▶ _Problem_: Write out only the lines running from the one that contains "Transcribe the text in this document." to the end of the material, both ends included.

▶ _Provided data_:
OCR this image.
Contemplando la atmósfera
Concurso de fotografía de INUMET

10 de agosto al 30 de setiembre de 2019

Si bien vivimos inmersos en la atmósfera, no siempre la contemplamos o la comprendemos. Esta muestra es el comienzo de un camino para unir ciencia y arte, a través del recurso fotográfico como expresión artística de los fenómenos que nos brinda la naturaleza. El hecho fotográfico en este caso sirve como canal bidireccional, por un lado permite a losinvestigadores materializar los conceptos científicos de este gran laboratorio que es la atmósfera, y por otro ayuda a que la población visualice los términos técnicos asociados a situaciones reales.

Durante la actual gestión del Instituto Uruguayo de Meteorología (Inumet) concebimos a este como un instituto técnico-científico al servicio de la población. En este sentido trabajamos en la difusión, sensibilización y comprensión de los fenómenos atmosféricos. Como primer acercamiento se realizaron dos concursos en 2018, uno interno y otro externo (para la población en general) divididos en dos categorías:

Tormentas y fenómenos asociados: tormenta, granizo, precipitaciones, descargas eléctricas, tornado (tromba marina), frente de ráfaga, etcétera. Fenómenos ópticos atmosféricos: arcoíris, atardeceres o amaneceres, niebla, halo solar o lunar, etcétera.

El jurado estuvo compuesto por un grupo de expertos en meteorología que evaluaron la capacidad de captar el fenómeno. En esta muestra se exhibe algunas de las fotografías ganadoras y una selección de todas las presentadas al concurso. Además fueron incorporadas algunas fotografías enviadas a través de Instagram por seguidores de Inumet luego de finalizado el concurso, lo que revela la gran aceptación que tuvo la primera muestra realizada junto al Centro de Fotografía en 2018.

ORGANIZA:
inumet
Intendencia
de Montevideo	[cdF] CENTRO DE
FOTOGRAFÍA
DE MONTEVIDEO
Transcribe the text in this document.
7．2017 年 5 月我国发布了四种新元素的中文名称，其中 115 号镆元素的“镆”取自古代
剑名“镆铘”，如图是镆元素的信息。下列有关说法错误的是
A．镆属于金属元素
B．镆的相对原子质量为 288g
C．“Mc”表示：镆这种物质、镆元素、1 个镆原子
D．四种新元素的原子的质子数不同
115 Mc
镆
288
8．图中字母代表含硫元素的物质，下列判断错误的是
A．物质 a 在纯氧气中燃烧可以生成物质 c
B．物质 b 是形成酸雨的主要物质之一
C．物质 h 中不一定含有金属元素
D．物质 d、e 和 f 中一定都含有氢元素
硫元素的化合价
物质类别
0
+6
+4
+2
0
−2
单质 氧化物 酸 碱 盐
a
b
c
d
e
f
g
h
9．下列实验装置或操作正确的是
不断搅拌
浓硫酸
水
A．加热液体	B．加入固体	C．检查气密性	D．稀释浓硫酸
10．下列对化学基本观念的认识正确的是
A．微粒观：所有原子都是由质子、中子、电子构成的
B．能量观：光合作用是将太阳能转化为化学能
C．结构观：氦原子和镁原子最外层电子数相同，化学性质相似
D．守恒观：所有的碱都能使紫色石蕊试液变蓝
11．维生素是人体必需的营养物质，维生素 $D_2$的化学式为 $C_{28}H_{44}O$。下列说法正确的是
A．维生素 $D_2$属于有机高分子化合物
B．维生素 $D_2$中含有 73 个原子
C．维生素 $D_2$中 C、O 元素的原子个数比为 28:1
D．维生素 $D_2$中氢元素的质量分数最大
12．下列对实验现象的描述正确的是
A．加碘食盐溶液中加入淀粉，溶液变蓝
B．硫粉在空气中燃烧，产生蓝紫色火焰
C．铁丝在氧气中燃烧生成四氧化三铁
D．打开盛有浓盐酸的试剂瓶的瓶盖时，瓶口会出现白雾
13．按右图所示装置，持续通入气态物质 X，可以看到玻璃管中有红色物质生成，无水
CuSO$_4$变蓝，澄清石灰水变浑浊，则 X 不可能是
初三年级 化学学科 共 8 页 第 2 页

▶ _Output of the exercise_:
Transcribe the text in this document.
7．2017 年 5 月我国发布了四种新元素的中文名称，其中 115 号镆元素的“镆”取自古代
剑名“镆铘”，如图是镆元素的信息。下列有关说法错误的是
A．镆属于金属元素
B．镆的相对原子质量为 288g
C．“Mc”表示：镆这种物质、镆元素、1 个镆原子
D．四种新元素的原子的质子数不同
115 Mc
镆
288
8．图中字母代表含硫元素的物质，下列判断错误的是
A．物质 a 在纯氧气中燃烧可以生成物质 c
B．物质 b 是形成酸雨的主要物质之一
C．物质 h 中不一定含有金属元素
D．物质 d、e 和 f 中一定都含有氢元素
硫元素的化合价
物质类别
0
+6
+4
+2
0
−2
单质 氧化物 酸 碱 盐
a
b
c
d
e
f
g
h
9．下列实验装置或操作正确的是
不断搅拌
浓硫酸
水
A．加热液体	B．加入固体	C．检查气密性	D．稀释浓硫酸
10．下列对化学基本观念的认识正确的是
A．微粒观：所有原子都是由质子、中子、电子构成的
B．能量观：光合作用是将太阳能转化为化学能
C．结构观：氦原子和镁原子最外层电子数相同，化学性质相似
D．守恒观：所有的碱都能使紫色石蕊试液变蓝
11．维生素是人体必需的营养物质，维生素 $D_2$的化学式为 $C_{28}H_{44}O$。下列说法正确的是
A．维生素 $D_2$属于有机高分子化合物
B．维生素 $D_2$中含有 73 个原子
C．维生素 $D_2$中 C、O 元素的原子个数比为 28:1
D．维生素 $D_2$中氢元素的质量分数最大
12．下列对实验现象的描述正确的是
A．加碘食盐溶液中加入淀粉，溶液变蓝
B．硫粉在空气中燃烧，产生蓝紫色火焰
C．铁丝在氧气中燃烧生成四氧化三铁
D．打开盛有浓盐酸的试剂瓶的瓶盖时，瓶口会出现白雾
13．按右图所示装置，持续通入气态物质 X，可以看到玻璃管中有红色物质生成，无水
CuSO$_4$变蓝，澄清石灰水变浑浊，则 X 不可能是
初三年级 化学学科 共 8 页 第 2 页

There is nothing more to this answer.